- _WHAT TO PRODUCE_: How many lines of these entries hold the string "Manufacturing"? Answer with the number alone.

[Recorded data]
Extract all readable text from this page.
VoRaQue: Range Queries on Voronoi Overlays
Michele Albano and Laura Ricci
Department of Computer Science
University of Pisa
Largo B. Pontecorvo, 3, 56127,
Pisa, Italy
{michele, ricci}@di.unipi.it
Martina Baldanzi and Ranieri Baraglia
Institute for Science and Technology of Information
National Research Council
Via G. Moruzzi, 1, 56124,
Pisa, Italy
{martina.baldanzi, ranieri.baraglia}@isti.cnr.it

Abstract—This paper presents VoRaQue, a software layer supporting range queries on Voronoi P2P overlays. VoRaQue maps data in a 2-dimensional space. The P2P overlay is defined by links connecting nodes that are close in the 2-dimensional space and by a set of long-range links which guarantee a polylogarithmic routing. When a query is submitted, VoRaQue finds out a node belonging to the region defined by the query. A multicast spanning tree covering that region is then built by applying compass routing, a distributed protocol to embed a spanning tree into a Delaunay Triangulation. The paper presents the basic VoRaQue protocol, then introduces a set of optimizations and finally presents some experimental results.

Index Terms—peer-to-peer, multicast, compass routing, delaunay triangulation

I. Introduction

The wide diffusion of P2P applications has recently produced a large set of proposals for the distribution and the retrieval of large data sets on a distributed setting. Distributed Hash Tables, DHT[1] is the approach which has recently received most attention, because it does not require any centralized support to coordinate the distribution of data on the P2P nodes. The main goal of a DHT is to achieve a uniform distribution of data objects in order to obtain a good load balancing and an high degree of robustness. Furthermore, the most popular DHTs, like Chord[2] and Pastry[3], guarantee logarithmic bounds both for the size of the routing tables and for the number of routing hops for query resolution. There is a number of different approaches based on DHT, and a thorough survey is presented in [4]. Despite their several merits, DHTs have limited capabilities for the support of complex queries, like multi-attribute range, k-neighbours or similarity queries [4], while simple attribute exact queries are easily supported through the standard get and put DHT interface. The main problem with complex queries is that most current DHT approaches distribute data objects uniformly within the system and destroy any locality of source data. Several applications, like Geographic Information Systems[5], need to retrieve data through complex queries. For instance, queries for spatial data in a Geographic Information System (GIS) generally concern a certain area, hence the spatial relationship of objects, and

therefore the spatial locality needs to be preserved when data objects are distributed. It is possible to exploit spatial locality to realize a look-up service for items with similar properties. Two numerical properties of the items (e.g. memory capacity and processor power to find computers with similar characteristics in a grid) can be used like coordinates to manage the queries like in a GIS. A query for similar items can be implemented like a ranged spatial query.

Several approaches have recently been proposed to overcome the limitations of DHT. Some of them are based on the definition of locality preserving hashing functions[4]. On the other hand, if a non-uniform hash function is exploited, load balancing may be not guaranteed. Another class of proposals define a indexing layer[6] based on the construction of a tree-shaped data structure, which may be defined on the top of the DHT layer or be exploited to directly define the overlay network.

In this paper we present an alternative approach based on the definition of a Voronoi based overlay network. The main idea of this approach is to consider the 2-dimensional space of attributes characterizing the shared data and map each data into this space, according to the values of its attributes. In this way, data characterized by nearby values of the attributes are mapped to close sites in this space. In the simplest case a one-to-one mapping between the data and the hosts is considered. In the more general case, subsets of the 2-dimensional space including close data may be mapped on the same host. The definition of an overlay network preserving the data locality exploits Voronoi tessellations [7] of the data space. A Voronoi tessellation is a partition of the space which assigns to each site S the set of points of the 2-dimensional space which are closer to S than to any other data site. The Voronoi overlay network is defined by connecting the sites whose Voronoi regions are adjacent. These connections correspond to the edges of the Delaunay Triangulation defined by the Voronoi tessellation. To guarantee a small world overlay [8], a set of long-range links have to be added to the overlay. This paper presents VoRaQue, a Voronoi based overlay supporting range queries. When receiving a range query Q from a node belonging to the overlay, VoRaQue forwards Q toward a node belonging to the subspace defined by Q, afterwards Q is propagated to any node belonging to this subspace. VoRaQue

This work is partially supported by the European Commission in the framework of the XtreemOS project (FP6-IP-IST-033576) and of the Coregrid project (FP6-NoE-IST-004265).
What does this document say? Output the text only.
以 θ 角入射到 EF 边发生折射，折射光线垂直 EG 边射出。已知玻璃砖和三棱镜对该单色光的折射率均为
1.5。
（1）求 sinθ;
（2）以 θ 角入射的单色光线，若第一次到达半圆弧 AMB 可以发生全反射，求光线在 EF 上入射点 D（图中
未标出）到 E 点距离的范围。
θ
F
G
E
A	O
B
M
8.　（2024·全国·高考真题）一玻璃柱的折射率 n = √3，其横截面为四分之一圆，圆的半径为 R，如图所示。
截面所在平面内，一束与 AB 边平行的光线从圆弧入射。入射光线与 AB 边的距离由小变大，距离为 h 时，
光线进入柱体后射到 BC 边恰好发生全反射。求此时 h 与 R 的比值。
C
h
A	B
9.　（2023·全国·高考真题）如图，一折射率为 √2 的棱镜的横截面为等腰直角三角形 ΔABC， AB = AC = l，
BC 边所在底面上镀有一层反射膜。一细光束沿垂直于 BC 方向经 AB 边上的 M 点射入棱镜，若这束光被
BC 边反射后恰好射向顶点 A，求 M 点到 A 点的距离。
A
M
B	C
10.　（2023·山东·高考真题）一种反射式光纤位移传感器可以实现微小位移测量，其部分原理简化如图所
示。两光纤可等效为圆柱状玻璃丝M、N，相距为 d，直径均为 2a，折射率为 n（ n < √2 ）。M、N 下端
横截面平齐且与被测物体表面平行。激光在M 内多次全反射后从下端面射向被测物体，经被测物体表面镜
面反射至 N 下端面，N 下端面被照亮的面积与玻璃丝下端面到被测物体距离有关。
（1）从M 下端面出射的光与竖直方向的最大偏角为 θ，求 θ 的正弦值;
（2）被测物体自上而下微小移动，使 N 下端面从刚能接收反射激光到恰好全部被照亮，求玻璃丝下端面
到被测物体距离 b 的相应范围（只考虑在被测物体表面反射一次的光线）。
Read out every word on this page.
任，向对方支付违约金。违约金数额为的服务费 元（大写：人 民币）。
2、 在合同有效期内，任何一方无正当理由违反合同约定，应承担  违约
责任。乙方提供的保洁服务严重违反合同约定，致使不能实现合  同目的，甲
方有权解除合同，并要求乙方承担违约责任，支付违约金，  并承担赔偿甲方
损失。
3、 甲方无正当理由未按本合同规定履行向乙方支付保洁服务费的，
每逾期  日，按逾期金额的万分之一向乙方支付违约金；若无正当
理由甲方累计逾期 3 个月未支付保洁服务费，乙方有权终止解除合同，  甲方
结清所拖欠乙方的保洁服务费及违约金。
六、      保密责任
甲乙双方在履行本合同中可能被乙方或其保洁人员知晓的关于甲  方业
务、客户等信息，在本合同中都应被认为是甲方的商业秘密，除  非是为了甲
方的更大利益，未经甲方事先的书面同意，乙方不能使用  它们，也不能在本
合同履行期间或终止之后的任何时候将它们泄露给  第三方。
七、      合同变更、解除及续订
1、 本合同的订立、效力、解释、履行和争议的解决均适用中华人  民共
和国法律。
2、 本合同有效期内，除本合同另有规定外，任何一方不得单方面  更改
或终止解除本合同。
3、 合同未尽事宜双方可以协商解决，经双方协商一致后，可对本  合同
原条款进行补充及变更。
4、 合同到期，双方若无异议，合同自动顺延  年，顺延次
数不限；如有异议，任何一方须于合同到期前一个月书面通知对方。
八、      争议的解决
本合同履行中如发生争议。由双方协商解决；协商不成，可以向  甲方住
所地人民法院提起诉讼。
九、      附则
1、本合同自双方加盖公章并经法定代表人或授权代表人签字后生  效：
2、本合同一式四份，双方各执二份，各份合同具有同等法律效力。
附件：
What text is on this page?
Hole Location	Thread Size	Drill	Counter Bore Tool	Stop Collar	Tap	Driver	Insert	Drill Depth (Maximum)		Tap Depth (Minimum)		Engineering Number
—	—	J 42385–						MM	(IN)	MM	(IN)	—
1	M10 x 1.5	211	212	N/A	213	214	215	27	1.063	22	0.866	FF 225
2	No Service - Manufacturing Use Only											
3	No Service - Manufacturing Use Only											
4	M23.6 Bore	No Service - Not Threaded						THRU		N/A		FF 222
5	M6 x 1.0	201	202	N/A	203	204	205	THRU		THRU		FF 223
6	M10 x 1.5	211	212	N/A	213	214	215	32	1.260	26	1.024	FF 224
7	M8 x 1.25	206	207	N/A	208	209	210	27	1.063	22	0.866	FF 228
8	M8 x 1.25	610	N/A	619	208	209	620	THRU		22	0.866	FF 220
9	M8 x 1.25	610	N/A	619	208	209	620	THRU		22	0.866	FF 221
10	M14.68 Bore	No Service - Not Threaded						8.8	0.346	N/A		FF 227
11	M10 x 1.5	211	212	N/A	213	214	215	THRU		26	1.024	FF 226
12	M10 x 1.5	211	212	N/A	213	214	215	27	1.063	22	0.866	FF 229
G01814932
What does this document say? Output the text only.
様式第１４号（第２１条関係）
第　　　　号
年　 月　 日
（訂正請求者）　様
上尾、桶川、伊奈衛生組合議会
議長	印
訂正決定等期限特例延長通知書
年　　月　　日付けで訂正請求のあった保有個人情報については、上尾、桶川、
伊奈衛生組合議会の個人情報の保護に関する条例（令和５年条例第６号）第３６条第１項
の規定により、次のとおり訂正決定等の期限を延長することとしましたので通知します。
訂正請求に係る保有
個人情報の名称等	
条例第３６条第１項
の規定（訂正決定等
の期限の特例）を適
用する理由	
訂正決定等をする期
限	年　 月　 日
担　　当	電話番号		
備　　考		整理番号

- _SOLUTION BELOW_: 2